### SHORT PROBLEM
Return each line that holds the word "areas".

(Stored data entries)

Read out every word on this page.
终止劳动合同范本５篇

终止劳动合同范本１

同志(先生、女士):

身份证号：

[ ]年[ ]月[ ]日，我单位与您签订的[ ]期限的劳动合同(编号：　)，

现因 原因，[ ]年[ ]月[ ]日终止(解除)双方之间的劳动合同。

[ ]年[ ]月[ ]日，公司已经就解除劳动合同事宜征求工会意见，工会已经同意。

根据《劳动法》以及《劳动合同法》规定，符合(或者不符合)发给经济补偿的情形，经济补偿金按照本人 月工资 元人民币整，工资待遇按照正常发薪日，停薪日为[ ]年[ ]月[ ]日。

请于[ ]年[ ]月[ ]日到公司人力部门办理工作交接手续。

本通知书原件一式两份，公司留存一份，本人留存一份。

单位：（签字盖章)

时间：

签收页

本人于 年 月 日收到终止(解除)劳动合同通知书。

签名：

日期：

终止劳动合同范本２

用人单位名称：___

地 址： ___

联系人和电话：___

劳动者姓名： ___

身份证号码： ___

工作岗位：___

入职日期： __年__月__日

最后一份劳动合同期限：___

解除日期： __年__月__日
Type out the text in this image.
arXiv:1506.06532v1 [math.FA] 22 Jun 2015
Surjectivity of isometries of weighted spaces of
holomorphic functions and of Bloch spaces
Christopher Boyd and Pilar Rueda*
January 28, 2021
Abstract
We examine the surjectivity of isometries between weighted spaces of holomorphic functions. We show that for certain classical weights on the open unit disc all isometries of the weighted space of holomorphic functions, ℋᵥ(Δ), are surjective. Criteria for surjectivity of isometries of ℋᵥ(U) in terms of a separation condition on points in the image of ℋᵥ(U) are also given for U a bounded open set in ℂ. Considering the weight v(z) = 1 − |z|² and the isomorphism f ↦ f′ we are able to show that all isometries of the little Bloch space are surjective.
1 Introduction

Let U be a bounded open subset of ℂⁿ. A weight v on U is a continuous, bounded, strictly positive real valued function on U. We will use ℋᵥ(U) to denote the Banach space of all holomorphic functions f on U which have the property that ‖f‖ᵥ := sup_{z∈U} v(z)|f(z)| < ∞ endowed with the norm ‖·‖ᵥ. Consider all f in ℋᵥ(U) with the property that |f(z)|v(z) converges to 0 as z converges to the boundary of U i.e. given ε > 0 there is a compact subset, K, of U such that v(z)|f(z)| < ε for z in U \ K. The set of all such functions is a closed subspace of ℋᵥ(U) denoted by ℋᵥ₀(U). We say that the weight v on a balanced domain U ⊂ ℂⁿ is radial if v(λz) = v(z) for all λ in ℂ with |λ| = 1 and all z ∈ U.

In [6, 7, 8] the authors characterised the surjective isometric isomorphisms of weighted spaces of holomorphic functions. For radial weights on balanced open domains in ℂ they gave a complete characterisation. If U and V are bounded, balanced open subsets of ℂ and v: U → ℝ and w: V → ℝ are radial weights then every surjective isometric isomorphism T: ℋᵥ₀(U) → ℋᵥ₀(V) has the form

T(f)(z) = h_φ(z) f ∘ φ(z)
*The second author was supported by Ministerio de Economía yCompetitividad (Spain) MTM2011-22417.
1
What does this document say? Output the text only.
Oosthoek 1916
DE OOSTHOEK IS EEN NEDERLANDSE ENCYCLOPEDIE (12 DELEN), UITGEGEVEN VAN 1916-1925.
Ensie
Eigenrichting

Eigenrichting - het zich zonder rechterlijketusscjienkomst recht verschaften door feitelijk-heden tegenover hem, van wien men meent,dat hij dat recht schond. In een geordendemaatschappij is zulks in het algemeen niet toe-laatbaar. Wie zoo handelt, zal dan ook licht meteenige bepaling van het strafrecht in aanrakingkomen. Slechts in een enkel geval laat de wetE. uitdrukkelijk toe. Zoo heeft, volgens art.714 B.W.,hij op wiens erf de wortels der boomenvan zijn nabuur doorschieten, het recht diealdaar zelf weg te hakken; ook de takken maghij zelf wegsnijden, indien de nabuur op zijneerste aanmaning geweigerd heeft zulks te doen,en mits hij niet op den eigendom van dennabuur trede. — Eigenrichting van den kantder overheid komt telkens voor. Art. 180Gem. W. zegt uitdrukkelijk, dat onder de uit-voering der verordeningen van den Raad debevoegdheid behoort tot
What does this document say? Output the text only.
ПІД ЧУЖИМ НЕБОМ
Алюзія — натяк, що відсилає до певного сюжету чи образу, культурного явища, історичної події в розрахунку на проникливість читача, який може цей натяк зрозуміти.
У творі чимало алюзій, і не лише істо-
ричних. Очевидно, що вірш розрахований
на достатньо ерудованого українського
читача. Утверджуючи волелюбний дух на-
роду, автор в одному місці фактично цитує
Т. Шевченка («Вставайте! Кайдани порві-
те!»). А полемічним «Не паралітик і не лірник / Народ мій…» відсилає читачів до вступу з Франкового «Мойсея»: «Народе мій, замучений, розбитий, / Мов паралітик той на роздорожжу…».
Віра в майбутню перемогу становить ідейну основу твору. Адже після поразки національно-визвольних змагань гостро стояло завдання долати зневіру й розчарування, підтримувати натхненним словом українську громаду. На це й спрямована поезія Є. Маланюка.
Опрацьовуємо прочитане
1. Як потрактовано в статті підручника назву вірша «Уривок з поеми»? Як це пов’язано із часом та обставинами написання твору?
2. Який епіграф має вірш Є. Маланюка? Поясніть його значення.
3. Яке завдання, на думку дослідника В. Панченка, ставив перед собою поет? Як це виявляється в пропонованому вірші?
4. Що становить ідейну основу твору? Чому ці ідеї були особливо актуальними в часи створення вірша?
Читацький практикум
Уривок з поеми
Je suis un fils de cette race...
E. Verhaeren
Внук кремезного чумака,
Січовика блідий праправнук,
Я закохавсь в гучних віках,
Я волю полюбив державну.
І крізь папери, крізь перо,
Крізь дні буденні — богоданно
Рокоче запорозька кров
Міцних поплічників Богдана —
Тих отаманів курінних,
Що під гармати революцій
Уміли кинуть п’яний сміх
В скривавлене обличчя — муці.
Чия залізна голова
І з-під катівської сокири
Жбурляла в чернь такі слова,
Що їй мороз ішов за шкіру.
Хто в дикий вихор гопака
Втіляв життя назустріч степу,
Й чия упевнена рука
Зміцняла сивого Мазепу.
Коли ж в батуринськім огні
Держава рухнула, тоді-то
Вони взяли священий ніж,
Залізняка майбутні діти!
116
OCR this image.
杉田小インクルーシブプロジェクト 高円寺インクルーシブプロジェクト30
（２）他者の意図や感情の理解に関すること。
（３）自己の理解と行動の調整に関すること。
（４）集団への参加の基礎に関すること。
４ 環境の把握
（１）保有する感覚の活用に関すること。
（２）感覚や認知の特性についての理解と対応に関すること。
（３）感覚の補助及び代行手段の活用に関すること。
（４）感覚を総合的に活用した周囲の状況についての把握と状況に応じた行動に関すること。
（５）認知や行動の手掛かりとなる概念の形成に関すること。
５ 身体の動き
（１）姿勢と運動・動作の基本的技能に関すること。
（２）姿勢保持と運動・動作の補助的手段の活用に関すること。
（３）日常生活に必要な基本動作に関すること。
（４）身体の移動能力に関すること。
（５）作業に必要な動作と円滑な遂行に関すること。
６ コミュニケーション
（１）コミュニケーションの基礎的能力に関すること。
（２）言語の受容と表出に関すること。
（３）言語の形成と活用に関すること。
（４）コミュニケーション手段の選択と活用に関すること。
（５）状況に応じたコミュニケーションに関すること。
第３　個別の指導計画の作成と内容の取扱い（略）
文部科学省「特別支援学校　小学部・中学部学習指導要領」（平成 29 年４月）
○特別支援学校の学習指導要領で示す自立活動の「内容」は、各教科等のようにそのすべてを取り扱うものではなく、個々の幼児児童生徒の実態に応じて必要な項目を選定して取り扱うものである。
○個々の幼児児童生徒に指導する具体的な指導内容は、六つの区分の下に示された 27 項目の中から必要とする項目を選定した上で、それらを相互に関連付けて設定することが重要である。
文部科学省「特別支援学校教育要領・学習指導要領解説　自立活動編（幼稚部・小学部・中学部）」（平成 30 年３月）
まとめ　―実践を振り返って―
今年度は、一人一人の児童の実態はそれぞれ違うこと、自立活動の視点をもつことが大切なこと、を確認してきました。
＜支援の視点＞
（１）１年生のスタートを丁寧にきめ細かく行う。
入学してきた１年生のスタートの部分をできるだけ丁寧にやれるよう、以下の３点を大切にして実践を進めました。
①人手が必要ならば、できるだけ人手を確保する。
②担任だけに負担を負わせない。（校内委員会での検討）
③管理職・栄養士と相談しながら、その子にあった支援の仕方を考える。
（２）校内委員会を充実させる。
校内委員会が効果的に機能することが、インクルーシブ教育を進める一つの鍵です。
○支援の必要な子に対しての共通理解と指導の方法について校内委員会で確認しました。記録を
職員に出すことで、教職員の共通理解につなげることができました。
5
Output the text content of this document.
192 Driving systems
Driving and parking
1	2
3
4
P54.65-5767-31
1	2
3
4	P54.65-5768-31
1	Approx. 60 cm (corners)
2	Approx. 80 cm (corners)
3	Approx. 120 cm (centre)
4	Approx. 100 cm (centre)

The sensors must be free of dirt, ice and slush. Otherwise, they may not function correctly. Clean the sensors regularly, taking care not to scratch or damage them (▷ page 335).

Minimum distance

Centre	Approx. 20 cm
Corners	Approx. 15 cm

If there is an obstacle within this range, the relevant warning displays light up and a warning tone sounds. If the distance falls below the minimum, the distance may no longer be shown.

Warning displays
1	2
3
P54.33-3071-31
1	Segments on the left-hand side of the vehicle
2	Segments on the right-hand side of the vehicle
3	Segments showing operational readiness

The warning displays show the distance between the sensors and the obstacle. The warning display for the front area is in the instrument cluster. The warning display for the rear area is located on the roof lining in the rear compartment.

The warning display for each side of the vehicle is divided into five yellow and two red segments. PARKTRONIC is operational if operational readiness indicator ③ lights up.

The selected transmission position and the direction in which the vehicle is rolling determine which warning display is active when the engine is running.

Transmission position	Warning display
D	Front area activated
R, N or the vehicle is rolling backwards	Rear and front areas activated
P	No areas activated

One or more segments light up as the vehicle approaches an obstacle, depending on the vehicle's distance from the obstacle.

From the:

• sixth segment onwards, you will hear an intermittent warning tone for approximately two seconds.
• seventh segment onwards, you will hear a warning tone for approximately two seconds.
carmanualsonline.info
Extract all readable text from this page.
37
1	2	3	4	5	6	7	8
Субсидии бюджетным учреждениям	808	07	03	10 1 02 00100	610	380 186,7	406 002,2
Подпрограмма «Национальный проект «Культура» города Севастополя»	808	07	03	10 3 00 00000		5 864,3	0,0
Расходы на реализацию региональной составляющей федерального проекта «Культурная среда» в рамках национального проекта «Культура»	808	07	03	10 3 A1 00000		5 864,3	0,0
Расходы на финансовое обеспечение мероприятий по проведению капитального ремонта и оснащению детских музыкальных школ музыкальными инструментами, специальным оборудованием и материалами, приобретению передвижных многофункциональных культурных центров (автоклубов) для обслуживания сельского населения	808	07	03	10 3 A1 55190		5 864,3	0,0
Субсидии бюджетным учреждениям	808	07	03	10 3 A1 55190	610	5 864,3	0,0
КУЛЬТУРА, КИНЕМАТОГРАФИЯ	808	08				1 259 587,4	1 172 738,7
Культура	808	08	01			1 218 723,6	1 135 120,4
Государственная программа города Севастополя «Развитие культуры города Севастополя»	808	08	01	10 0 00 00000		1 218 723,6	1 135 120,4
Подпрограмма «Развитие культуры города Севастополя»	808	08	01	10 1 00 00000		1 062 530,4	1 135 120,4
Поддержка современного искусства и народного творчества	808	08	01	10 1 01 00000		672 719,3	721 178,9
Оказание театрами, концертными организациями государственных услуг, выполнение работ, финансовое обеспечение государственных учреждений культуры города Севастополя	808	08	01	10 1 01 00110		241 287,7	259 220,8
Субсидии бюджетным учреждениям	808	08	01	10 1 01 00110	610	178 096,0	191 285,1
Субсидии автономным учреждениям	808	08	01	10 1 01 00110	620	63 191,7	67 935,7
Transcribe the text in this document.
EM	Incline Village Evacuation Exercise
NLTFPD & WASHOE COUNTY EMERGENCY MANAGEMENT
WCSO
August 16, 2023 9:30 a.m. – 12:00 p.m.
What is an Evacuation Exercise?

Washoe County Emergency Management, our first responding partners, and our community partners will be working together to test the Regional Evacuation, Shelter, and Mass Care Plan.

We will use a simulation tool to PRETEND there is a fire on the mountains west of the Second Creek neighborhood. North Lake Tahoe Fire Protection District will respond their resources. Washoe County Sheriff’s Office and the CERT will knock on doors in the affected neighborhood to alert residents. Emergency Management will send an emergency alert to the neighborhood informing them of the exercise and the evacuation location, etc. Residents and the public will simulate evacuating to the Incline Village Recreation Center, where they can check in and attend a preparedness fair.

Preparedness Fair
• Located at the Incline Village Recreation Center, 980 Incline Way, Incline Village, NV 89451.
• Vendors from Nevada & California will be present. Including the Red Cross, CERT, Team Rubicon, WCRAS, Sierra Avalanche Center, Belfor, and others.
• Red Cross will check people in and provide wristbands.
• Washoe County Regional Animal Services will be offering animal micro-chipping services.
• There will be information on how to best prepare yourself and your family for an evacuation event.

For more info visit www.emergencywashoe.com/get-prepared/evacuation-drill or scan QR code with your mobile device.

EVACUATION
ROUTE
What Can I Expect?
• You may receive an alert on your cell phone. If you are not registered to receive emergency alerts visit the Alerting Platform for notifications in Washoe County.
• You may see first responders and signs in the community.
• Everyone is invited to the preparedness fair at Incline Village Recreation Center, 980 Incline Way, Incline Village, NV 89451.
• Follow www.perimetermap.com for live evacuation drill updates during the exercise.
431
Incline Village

### SOLUTION TO THE EXERCISE
R, N or the vehicle is rolling backwards	Rear and front areas activated
P	No areas activated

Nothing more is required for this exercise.